▸ Material for this exercise

_ _ _ _

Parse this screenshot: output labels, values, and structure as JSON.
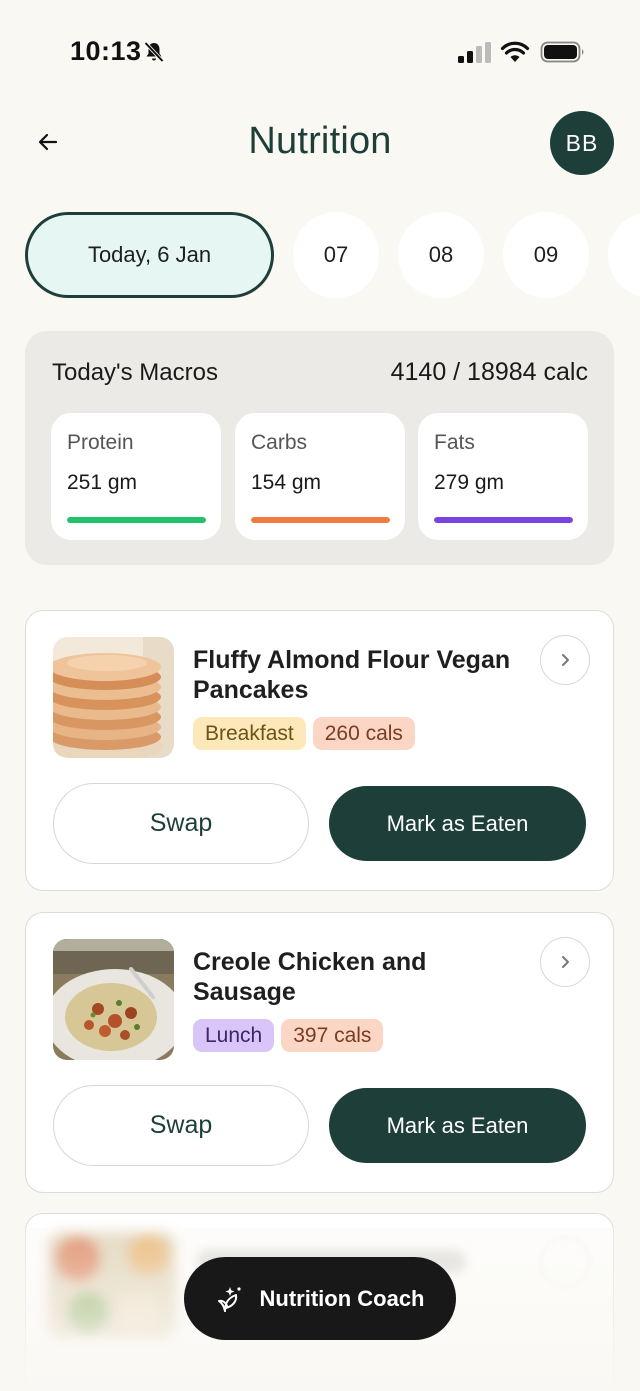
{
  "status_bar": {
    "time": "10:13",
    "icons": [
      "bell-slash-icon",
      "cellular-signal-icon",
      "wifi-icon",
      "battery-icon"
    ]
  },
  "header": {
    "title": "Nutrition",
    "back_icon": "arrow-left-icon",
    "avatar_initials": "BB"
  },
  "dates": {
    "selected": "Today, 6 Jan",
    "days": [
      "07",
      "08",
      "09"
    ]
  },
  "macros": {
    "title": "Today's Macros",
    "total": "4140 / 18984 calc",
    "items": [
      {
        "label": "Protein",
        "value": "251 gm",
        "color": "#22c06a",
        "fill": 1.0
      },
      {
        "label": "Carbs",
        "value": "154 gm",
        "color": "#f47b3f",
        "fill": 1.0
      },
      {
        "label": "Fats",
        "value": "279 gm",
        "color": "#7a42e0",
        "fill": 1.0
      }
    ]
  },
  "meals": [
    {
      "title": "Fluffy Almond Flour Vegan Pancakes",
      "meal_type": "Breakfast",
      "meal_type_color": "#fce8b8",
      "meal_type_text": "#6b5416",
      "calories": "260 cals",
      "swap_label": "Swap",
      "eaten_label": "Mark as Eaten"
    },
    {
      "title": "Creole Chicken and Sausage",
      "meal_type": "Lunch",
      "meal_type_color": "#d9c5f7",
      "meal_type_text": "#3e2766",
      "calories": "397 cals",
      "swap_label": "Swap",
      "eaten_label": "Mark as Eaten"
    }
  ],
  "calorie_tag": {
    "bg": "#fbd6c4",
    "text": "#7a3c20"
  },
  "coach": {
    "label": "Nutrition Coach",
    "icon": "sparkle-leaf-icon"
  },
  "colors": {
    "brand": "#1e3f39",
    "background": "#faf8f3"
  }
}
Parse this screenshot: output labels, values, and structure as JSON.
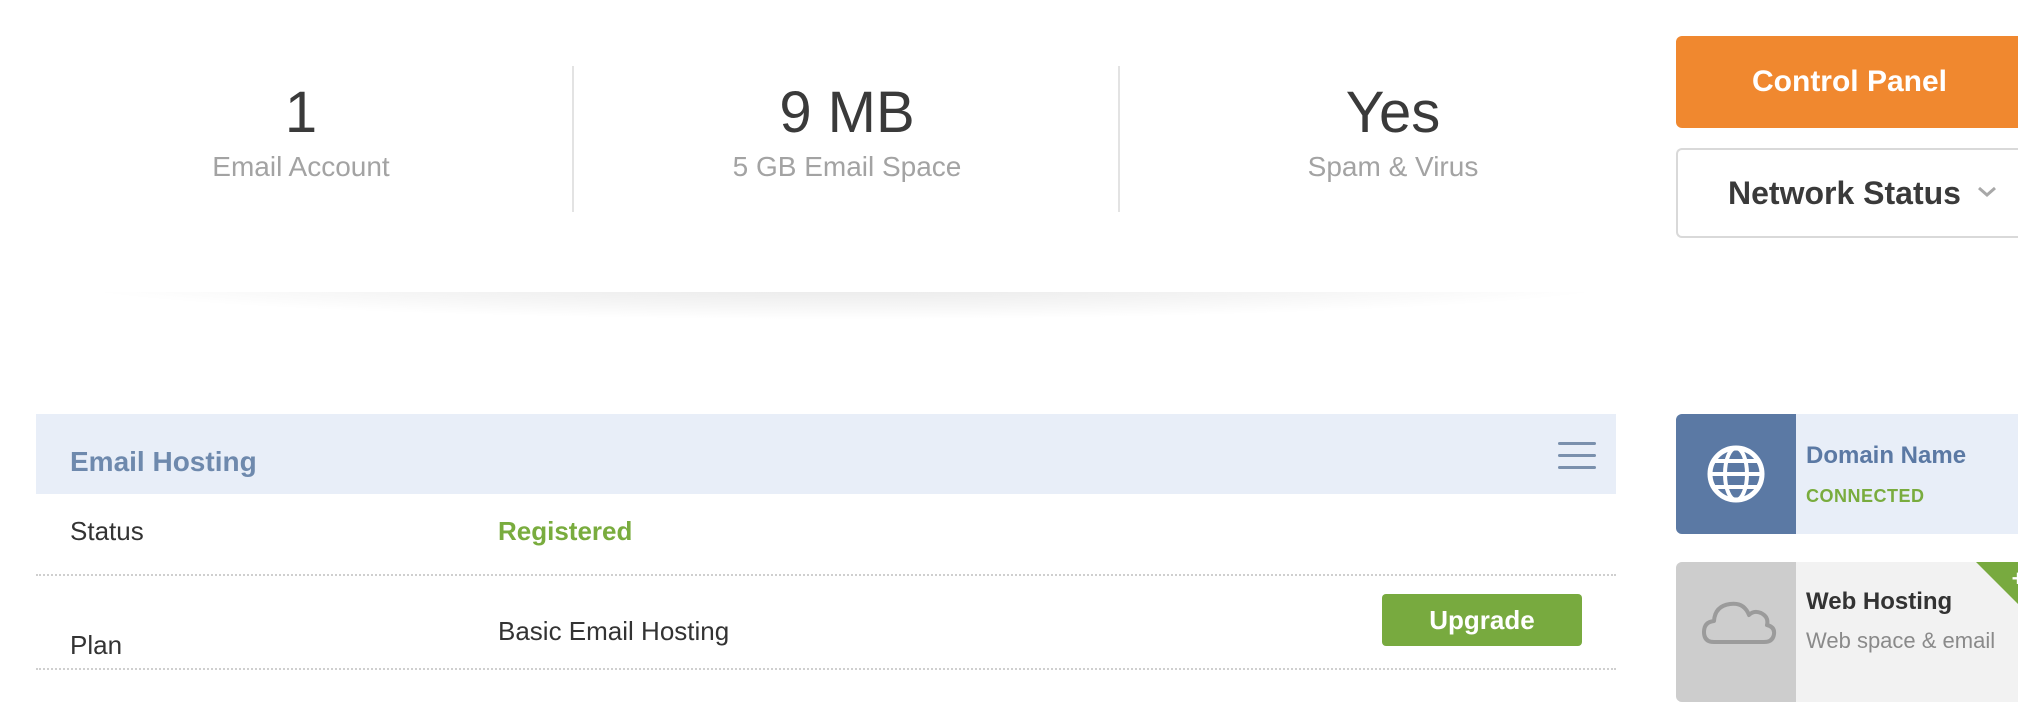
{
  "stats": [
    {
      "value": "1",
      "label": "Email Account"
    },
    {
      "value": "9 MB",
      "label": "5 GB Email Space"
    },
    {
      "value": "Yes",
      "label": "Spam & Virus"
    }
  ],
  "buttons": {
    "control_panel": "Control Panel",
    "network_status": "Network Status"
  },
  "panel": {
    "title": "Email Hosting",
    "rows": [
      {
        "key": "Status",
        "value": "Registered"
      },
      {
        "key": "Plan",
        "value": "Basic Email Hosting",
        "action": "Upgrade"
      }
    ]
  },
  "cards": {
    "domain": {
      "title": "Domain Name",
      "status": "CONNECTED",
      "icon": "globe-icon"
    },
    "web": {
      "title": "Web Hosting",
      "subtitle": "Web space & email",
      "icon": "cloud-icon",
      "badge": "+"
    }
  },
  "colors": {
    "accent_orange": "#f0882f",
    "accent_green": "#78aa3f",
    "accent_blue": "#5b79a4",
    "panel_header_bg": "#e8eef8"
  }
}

_ _ _ _

▸ Task prompt
What lines in the listing include the string "Today"? Copy them out.

▸ Output of the exercise
    "selected": "Today, 6 Jan",
    "title": "Today's Macros",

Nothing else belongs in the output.